**Lines of data:**
_ _ _ _

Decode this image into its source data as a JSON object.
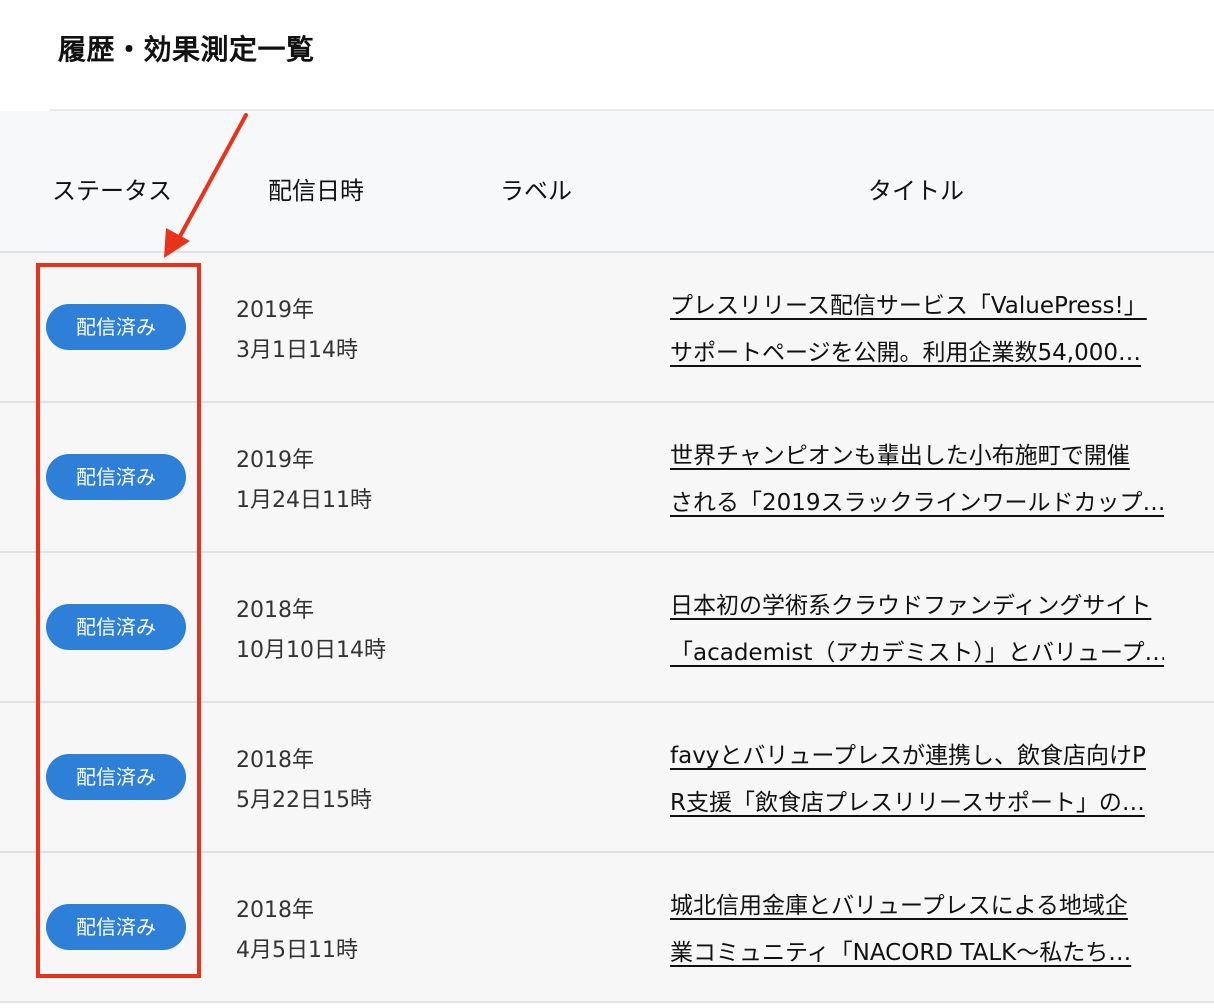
{
  "page": {
    "title": "履歴・効果測定一覧"
  },
  "table": {
    "headers": {
      "status": "ステータス",
      "date": "配信日時",
      "label": "ラベル",
      "title": "タイトル"
    },
    "rows": [
      {
        "status": "配信済み",
        "date_year": "2019年",
        "date_time": "3月1日14時",
        "label": "",
        "title_line1": "プレスリリース配信サービス「ValuePress!」",
        "title_line2": "サポートページを公開。利用企業数54,000…"
      },
      {
        "status": "配信済み",
        "date_year": "2019年",
        "date_time": "1月24日11時",
        "label": "",
        "title_line1": "世界チャンピオンも輩出した小布施町で開催",
        "title_line2": "される「2019スラックラインワールドカップ…"
      },
      {
        "status": "配信済み",
        "date_year": "2018年",
        "date_time": "10月10日14時",
        "label": "",
        "title_line1": "日本初の学術系クラウドファンディングサイト",
        "title_line2": "「academist（アカデミスト）」とバリュープ…"
      },
      {
        "status": "配信済み",
        "date_year": "2018年",
        "date_time": "5月22日15時",
        "label": "",
        "title_line1": "favyとバリュープレスが連携し、飲食店向けP",
        "title_line2": "R支援「飲食店プレスリリースサポート」の…"
      },
      {
        "status": "配信済み",
        "date_year": "2018年",
        "date_time": "4月5日11時",
        "label": "",
        "title_line1": "城北信用金庫とバリュープレスによる地域企",
        "title_line2": "業コミュニティ「NACORD TALK～私たち…"
      }
    ]
  },
  "colors": {
    "status_badge": "#2d7fd7",
    "annotation": "#e8321a",
    "header_bg": "#f7f8fa",
    "row_bg": "#f7f7f8"
  }
}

_ _ _ _

Leave out the pictures, and give all the records again exactly.

Decode this image into its source data as a JSON object.
{
  "page": {
    "title": "履歴・効果測定一覧"
  },
  "table": {
    "headers": {
      "status": "ステータス",
      "date": "配信日時",
      "label": "ラベル",
      "title": "タイトル"
    },
    "rows": [
      {
        "status": "配信済み",
        "date_year": "2019年",
        "date_time": "3月1日14時",
        "label": "",
        "title_line1": "プレスリリース配信サービス「ValuePress!」",
        "title_line2": "サポートページを公開。利用企業数54,000…"
      },
      {
        "status": "配信済み",
        "date_year": "2019年",
        "date_time": "1月24日11時",
        "label": "",
        "title_line1": "世界チャンピオンも輩出した小布施町で開催",
        "title_line2": "される「2019スラックラインワールドカップ…"
      },
      {
        "status": "配信済み",
        "date_year": "2018年",
        "date_time": "10月10日14時",
        "label": "",
        "title_line1": "日本初の学術系クラウドファンディングサイト",
        "title_line2": "「academist（アカデミスト）」とバリュープ…"
      },
      {
        "status": "配信済み",
        "date_year": "2018年",
        "date_time": "5月22日15時",
        "label": "",
        "title_line1": "favyとバリュープレスが連携し、飲食店向けP",
        "title_line2": "R支援「飲食店プレスリリースサポート」の…"
      },
      {
        "status": "配信済み",
        "date_year": "2018年",
        "date_time": "4月5日11時",
        "label": "",
        "title_line1": "城北信用金庫とバリュープレスによる地域企",
        "title_line2": "業コミュニティ「NACORD TALK～私たち…"
      }
    ]
  },
  "colors": {
    "status_badge": "#2d7fd7",
    "annotation": "#e8321a",
    "header_bg": "#f7f8fa",
    "row_bg": "#f7f7f8"
  }
}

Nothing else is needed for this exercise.